**THE EXERCISE**: Reproduce every line of the records below verbatim, leaving out the pictures.

________________

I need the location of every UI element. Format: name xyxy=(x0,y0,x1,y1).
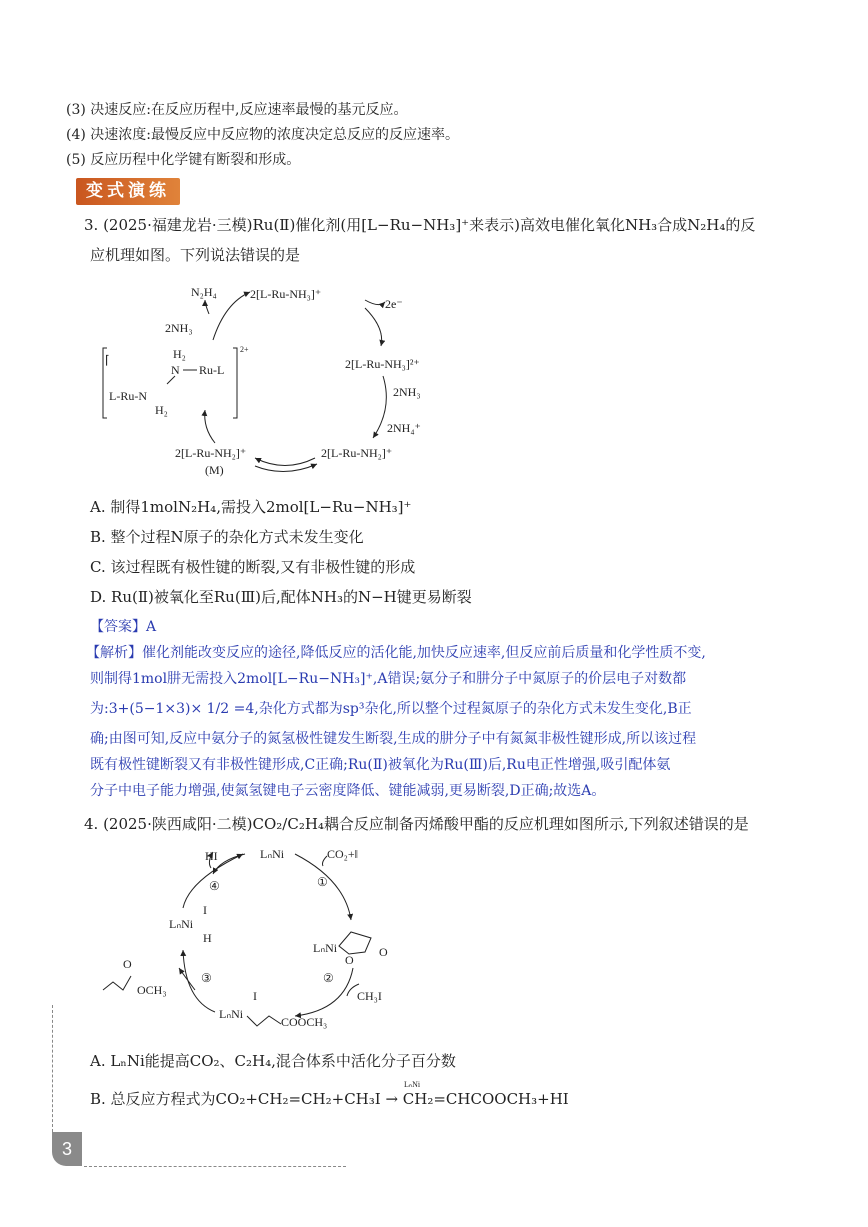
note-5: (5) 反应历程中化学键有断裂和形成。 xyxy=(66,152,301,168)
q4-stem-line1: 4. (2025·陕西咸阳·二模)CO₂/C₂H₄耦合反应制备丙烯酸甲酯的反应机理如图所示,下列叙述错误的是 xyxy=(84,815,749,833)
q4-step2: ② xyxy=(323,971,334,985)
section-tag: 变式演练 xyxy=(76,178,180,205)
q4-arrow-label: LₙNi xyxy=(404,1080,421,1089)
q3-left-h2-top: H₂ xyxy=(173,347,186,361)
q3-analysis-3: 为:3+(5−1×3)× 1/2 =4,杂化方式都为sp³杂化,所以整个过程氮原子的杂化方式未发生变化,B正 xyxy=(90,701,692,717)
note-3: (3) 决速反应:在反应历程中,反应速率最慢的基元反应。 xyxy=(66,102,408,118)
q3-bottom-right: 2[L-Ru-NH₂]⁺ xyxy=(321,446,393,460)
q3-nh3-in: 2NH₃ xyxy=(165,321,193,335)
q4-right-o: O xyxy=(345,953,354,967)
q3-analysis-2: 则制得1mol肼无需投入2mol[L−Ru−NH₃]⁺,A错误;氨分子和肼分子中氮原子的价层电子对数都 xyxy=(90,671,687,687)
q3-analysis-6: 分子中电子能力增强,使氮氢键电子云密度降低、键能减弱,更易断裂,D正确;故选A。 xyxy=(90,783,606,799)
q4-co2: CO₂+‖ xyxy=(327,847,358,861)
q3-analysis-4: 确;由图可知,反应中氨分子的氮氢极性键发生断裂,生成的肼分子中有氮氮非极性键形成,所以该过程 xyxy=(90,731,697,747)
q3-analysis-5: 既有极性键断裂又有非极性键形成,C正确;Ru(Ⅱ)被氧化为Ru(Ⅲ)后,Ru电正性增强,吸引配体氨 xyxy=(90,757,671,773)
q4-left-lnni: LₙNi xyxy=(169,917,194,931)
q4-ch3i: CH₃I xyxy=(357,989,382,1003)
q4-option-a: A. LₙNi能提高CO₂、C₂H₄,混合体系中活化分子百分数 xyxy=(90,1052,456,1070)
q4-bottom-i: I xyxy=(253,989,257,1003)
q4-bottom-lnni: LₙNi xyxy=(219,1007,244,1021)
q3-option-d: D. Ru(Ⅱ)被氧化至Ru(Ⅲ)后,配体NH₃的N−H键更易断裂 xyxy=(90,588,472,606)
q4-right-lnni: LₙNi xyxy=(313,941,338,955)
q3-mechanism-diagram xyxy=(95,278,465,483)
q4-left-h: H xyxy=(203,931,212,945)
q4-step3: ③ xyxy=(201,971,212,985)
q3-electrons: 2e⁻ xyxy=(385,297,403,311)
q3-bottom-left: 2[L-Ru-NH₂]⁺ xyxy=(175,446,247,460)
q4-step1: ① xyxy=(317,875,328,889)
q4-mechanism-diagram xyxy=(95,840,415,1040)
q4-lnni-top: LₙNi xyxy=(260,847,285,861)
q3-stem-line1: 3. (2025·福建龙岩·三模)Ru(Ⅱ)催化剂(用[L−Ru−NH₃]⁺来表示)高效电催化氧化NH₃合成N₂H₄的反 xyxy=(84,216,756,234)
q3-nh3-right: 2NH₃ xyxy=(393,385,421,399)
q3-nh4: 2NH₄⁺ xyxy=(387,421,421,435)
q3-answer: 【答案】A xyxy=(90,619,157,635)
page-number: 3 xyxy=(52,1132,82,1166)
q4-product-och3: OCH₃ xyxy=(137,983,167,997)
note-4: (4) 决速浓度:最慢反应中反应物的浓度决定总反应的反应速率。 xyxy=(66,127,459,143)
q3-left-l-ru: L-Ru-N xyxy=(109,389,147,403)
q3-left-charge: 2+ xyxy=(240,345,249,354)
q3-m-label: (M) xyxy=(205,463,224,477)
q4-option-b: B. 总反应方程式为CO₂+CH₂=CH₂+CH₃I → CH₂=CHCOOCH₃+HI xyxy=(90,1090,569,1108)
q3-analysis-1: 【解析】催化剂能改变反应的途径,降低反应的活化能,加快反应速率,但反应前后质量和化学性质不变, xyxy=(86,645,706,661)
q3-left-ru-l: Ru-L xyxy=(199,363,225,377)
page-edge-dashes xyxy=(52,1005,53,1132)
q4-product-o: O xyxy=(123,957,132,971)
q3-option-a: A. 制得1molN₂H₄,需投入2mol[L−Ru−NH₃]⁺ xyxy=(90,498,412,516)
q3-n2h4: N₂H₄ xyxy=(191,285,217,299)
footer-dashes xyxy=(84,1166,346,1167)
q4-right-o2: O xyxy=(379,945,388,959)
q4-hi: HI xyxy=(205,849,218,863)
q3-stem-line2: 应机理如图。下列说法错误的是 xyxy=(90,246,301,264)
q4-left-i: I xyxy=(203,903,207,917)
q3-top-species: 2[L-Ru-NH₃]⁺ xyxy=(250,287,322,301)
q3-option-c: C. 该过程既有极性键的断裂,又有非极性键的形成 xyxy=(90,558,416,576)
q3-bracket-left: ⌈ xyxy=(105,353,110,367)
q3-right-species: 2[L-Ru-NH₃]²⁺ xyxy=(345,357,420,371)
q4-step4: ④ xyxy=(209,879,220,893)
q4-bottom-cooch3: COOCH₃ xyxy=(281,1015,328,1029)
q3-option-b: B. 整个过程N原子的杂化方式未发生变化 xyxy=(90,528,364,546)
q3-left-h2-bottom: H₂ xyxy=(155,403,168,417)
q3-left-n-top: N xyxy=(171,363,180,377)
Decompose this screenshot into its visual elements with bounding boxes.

________________

**FINAL RESULT**:
I need the location of every UI element. Format: name xyxy=(x0,y0,x1,y1).
note-5: (5) 反应历程中化学键有断裂和形成。 xyxy=(66,152,301,168)
q4-stem-line1: 4. (2025·陕西咸阳·二模)CO₂/C₂H₄耦合反应制备丙烯酸甲酯的反应机理如图所示,下列叙述错误的是 xyxy=(84,815,749,833)
q4-step2: ② xyxy=(323,971,334,985)
section-tag: 变式演练 xyxy=(76,178,180,205)
q4-arrow-label: LₙNi xyxy=(404,1080,421,1089)
q3-left-h2-top: H₂ xyxy=(173,347,186,361)
q3-analysis-3: 为:3+(5−1×3)× 1/2 =4,杂化方式都为sp³杂化,所以整个过程氮原子的杂化方式未发生变化,B正 xyxy=(90,701,692,717)
note-3: (3) 决速反应:在反应历程中,反应速率最慢的基元反应。 xyxy=(66,102,408,118)
q3-bottom-right: 2[L-Ru-NH₂]⁺ xyxy=(321,446,393,460)
q3-nh3-in: 2NH₃ xyxy=(165,321,193,335)
q4-right-o: O xyxy=(345,953,354,967)
q3-analysis-2: 则制得1mol肼无需投入2mol[L−Ru−NH₃]⁺,A错误;氨分子和肼分子中氮原子的价层电子对数都 xyxy=(90,671,687,687)
q3-analysis-6: 分子中电子能力增强,使氮氢键电子云密度降低、键能减弱,更易断裂,D正确;故选A。 xyxy=(90,783,606,799)
q4-co2: CO₂+‖ xyxy=(327,847,358,861)
q3-analysis-4: 确;由图可知,反应中氨分子的氮氢极性键发生断裂,生成的肼分子中有氮氮非极性键形成,所以该过程 xyxy=(90,731,697,747)
q3-analysis-5: 既有极性键断裂又有非极性键形成,C正确;Ru(Ⅱ)被氧化为Ru(Ⅲ)后,Ru电正性增强,吸引配体氨 xyxy=(90,757,671,773)
q4-left-lnni: LₙNi xyxy=(169,917,194,931)
q4-ch3i: CH₃I xyxy=(357,989,382,1003)
q4-option-a: A. LₙNi能提高CO₂、C₂H₄,混合体系中活化分子百分数 xyxy=(90,1052,456,1070)
q4-bottom-i: I xyxy=(253,989,257,1003)
q4-bottom-lnni: LₙNi xyxy=(219,1007,244,1021)
q3-option-d: D. Ru(Ⅱ)被氧化至Ru(Ⅲ)后,配体NH₃的N−H键更易断裂 xyxy=(90,588,472,606)
q4-right-lnni: LₙNi xyxy=(313,941,338,955)
q3-mechanism-diagram xyxy=(95,278,465,483)
q4-left-h: H xyxy=(203,931,212,945)
q4-step3: ③ xyxy=(201,971,212,985)
q3-electrons: 2e⁻ xyxy=(385,297,403,311)
q3-bottom-left: 2[L-Ru-NH₂]⁺ xyxy=(175,446,247,460)
q4-step1: ① xyxy=(317,875,328,889)
q4-mechanism-diagram xyxy=(95,840,415,1040)
q4-lnni-top: LₙNi xyxy=(260,847,285,861)
q3-stem-line1: 3. (2025·福建龙岩·三模)Ru(Ⅱ)催化剂(用[L−Ru−NH₃]⁺来表示)高效电催化氧化NH₃合成N₂H₄的反 xyxy=(84,216,756,234)
q3-nh3-right: 2NH₃ xyxy=(393,385,421,399)
q3-nh4: 2NH₄⁺ xyxy=(387,421,421,435)
q3-answer: 【答案】A xyxy=(90,619,157,635)
page-number: 3 xyxy=(52,1132,82,1166)
q4-product-och3: OCH₃ xyxy=(137,983,167,997)
note-4: (4) 决速浓度:最慢反应中反应物的浓度决定总反应的反应速率。 xyxy=(66,127,459,143)
q3-left-l-ru: L-Ru-N xyxy=(109,389,147,403)
q3-left-charge: 2+ xyxy=(240,345,249,354)
q3-m-label: (M) xyxy=(205,463,224,477)
q4-option-b: B. 总反应方程式为CO₂+CH₂=CH₂+CH₃I → CH₂=CHCOOCH₃+HI xyxy=(90,1090,569,1108)
q3-analysis-1: 【解析】催化剂能改变反应的途径,降低反应的活化能,加快反应速率,但反应前后质量和化学性质不变, xyxy=(86,645,706,661)
q3-left-ru-l: Ru-L xyxy=(199,363,225,377)
page-edge-dashes xyxy=(52,1005,53,1132)
q4-product-o: O xyxy=(123,957,132,971)
q3-option-a: A. 制得1molN₂H₄,需投入2mol[L−Ru−NH₃]⁺ xyxy=(90,498,412,516)
q3-n2h4: N₂H₄ xyxy=(191,285,217,299)
footer-dashes xyxy=(84,1166,346,1167)
q4-right-o2: O xyxy=(379,945,388,959)
q4-hi: HI xyxy=(205,849,218,863)
q3-stem-line2: 应机理如图。下列说法错误的是 xyxy=(90,246,301,264)
q4-left-i: I xyxy=(203,903,207,917)
q3-top-species: 2[L-Ru-NH₃]⁺ xyxy=(250,287,322,301)
q3-option-c: C. 该过程既有极性键的断裂,又有非极性键的形成 xyxy=(90,558,416,576)
q3-bracket-left: ⌈ xyxy=(105,353,110,367)
q3-right-species: 2[L-Ru-NH₃]²⁺ xyxy=(345,357,420,371)
q4-step4: ④ xyxy=(209,879,220,893)
q4-bottom-cooch3: COOCH₃ xyxy=(281,1015,328,1029)
q3-option-b: B. 整个过程N原子的杂化方式未发生变化 xyxy=(90,528,364,546)
q3-left-h2-bottom: H₂ xyxy=(155,403,168,417)
q3-left-n-top: N xyxy=(171,363,180,377)
Decompose this screenshot into its visual elements with bounding boxes.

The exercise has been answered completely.